• INSTRUCTION:
Every record below should be transcribed exactly. Omit the images.

• AVAILABLE DATA:
◇ ◇ ◇ ◇ ◇ ◇ ◇

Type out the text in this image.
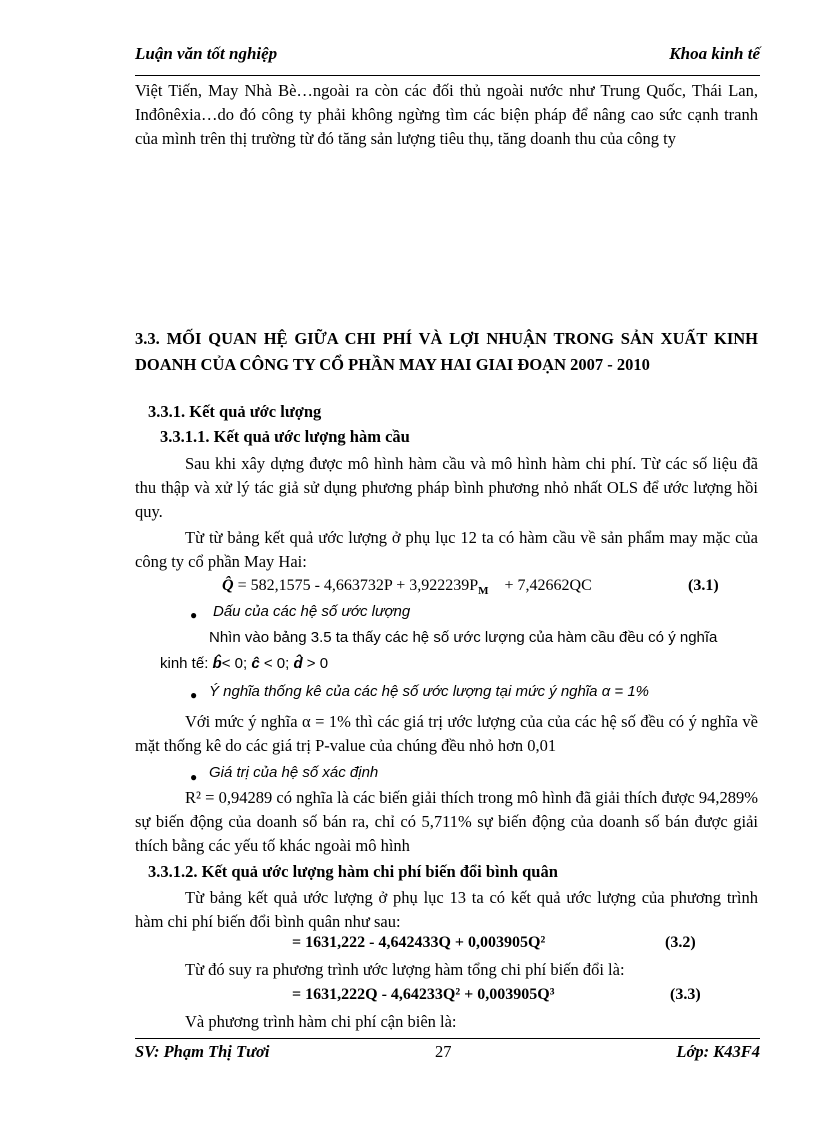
Luận văn tốt nghiệp	Khoa kinh tế

Việt Tiến, May Nhà Bè…ngoài ra còn các đối thủ ngoài nước như Trung Quốc, Thái Lan, Inđônêxia…do đó công ty phải không ngừng tìm các biện pháp để nâng cao sức cạnh tranh của mình trên thị trường từ đó tăng sản lượng tiêu thụ, tăng doanh thu của công ty

3.3. MỐI QUAN HỆ GIỮA CHI PHÍ VÀ LỢI NHUẬN TRONG SẢN XUẤT KINH DOANH CỦA CÔNG TY CỔ PHẦN MAY HAI GIAI ĐOẠN 2007 - 2010

3.3.1. Kết quả ước lượng
3.3.1.1. Kết quả ước lượng hàm cầu

Sau khi xây dựng được mô hình hàm cầu và mô hình hàm chi phí. Từ các số liệu đã thu thập và xử lý tác giả sử dụng phương pháp bình phương nhỏ nhất OLS để ước lượng hồi quy.

Từ từ bảng kết quả ước lượng ở phụ lục 12 ta có hàm cầu về sản phẩm may mặc của công ty cổ phần May Hai:

Q̂ = $582,1575 - 4,663732P + 3,922239P_M + 7,42662QC$	(3.1)
● Dấu của các hệ số ước lượng
Nhìn vào bảng 3.5 ta thấy các hệ số ước lượng của hàm cầu đều có ý nghĩa
kinh tế: b̂< 0; ĉ < 0; d̂ > 0
● Ý nghĩa thống kê của các hệ số ước lượng tại mức ý nghĩa α = 1%

Với mức ý nghĩa α = 1% thì các giá trị ước lượng của của các hệ số đều có ý nghĩa về mặt thống kê do các giá trị P-value của chúng đều nhỏ hơn 0,01

● Giá trị của hệ số xác định

R² = 0,94289 có nghĩa là các biến giải thích trong mô hình đã giải thích được 94,289% sự biến động của doanh số bán ra, chỉ có 5,711% sự biến động của doanh số bán được giải thích bằng các yếu tố khác ngoài mô hình

3.3.1.2. Kết quả ước lượng hàm chi phí biến đổi bình quân

Từ bảng kết quả ước lượng ở phụ lục 13 ta có kết quả ước lượng của phương trình hàm chi phí biến đổi bình quân như sau:

= 1631,222 - 4,642433Q + 0,003905Q²	(3.2)
Từ đó suy ra phương trình ước lượng hàm tổng chi phí biến đổi là:
= 1631,222Q - 4,64233Q² + 0,003905Q³	(3.3)
Và phương trình hàm chi phí cận biên là:
SV: Phạm Thị Tươi	27	Lớp: K43F4
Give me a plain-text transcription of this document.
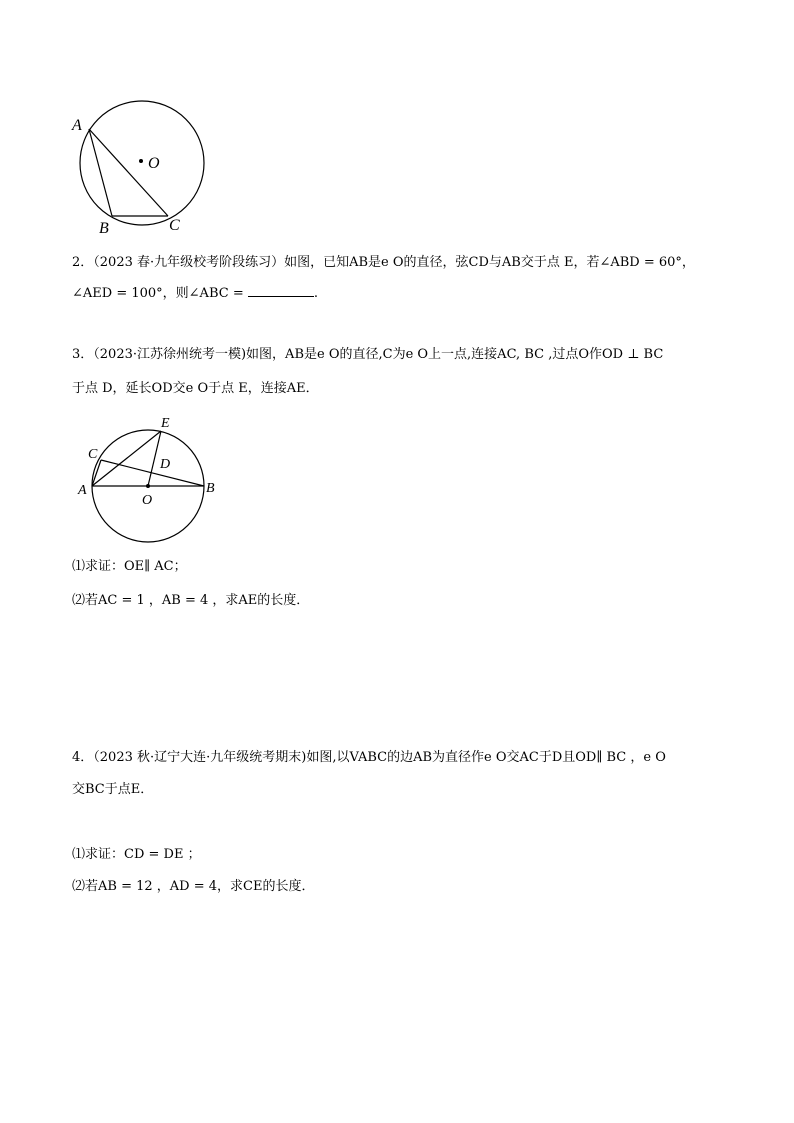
A
O
B	C
2．（2023 春·九年级校考阶段练习）如图，已知AB是e O的直径，弦CD与AB交于点 E，若∠ABD = 60°，
∠AED = 100°，则∠ABC =	.
3．（2023·江苏徐州统考一模)如图，AB是e O的直径,C为e O上一点,连接AC, BC ,过点O作OD ⊥ BC
于点 D，延长OD交e O于点 E，连接AE．
C
E
D
A	B
O
⑴求证：OE∥ AC；
⑵若AC = 1 ，AB = 4 ，求AE的长度．
4．（2023 秋·辽宁大连·九年级统考期末)如图,以VABC的边AB为直径作e O交AC于D且OD∥ BC ，e O
交BC于点E．
⑴求证：CD = DE ；
⑵若AB = 12 ，AD = 4，求CE的长度．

◇ ◇ ◇ ◇ ◇ ◇ ◇

• EXPECTED OUTPUT:
Type out the text in this image.
Luận văn tốt nghiệp	Khoa kinh tế

Việt Tiến, May Nhà Bè…ngoài ra còn các đối thủ ngoài nước như Trung Quốc, Thái Lan, Inđônêxia…do đó công ty phải không ngừng tìm các biện pháp để nâng cao sức cạnh tranh của mình trên thị trường từ đó tăng sản lượng tiêu thụ, tăng doanh thu của công ty

3.3. MỐI QUAN HỆ GIỮA CHI PHÍ VÀ LỢI NHUẬN TRONG SẢN XUẤT KINH DOANH CỦA CÔNG TY CỔ PHẦN MAY HAI GIAI ĐOẠN 2007 - 2010

3.3.1. Kết quả ước lượng
3.3.1.1. Kết quả ước lượng hàm cầu

Sau khi xây dựng được mô hình hàm cầu và mô hình hàm chi phí. Từ các số liệu đã thu thập và xử lý tác giả sử dụng phương pháp bình phương nhỏ nhất OLS để ước lượng hồi quy.

Từ từ bảng kết quả ước lượng ở phụ lục 12 ta có hàm cầu về sản phẩm may mặc của công ty cổ phần May Hai:

Q̂ = $582,1575 - 4,663732P + 3,922239P_M + 7,42662QC$	(3.1)
● Dấu của các hệ số ước lượng
Nhìn vào bảng 3.5 ta thấy các hệ số ước lượng của hàm cầu đều có ý nghĩa
kinh tế: b̂< 0; ĉ < 0; d̂ > 0
● Ý nghĩa thống kê của các hệ số ước lượng tại mức ý nghĩa α = 1%

Với mức ý nghĩa α = 1% thì các giá trị ước lượng của của các hệ số đều có ý nghĩa về mặt thống kê do các giá trị P-value của chúng đều nhỏ hơn 0,01

● Giá trị của hệ số xác định

R² = 0,94289 có nghĩa là các biến giải thích trong mô hình đã giải thích được 94,289% sự biến động của doanh số bán ra, chỉ có 5,711% sự biến động của doanh số bán được giải thích bằng các yếu tố khác ngoài mô hình

3.3.1.2. Kết quả ước lượng hàm chi phí biến đổi bình quân

Từ bảng kết quả ước lượng ở phụ lục 13 ta có kết quả ước lượng của phương trình hàm chi phí biến đổi bình quân như sau:

= 1631,222 - 4,642433Q + 0,003905Q²	(3.2)
Từ đó suy ra phương trình ước lượng hàm tổng chi phí biến đổi là:
= 1631,222Q - 4,64233Q² + 0,003905Q³	(3.3)
Và phương trình hàm chi phí cận biên là:
SV: Phạm Thị Tươi	27	Lớp: K43F4
Give me a plain-text transcription of this document.
A
O
B	C
2．（2023 春·九年级校考阶段练习）如图，已知AB是e O的直径，弦CD与AB交于点 E，若∠ABD = 60°，
∠AED = 100°，则∠ABC =	.
3．（2023·江苏徐州统考一模)如图，AB是e O的直径,C为e O上一点,连接AC, BC ,过点O作OD ⊥ BC
于点 D，延长OD交e O于点 E，连接AE．
C
E
D
A	B
O
⑴求证：OE∥ AC；
⑵若AC = 1 ，AB = 4 ，求AE的长度．
4．（2023 秋·辽宁大连·九年级统考期末)如图,以VABC的边AB为直径作e O交AC于D且OD∥ BC ，e O
交BC于点E．
⑴求证：CD = DE ；
⑵若AB = 12 ，AD = 4，求CE的长度．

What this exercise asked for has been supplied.